-- begin --

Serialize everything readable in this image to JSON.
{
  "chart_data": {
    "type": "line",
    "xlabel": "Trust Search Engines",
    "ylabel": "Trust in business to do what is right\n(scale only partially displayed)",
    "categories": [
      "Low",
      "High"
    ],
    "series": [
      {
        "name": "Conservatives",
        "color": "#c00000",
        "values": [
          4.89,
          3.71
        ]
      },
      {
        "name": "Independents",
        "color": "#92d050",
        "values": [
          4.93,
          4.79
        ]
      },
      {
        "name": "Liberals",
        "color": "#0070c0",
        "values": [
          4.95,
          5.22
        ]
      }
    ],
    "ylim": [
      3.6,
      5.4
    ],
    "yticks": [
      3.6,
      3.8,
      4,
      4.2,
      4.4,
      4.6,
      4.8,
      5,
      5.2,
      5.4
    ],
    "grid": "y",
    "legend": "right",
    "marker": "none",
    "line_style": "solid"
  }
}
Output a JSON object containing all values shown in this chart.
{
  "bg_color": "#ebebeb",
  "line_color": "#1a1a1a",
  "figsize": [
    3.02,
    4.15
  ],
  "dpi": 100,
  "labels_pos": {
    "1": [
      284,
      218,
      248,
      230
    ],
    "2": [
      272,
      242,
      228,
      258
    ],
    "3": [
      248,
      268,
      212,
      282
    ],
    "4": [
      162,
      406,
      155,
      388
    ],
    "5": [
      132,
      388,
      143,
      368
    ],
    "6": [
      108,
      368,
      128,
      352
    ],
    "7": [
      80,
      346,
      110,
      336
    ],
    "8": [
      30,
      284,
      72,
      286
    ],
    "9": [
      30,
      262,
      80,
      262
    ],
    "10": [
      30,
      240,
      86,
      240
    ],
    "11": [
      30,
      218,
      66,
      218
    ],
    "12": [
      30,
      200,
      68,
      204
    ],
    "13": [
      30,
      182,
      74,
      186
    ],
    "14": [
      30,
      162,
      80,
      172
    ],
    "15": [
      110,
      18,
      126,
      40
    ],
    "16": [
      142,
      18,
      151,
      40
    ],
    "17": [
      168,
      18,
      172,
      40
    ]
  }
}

-- end --

**GOAL**
Show all lines above holding "this".

**EXERCISE ANSWER**
Serialize everything readable in this image to JSON.
Output a JSON object containing all values shown in this chart.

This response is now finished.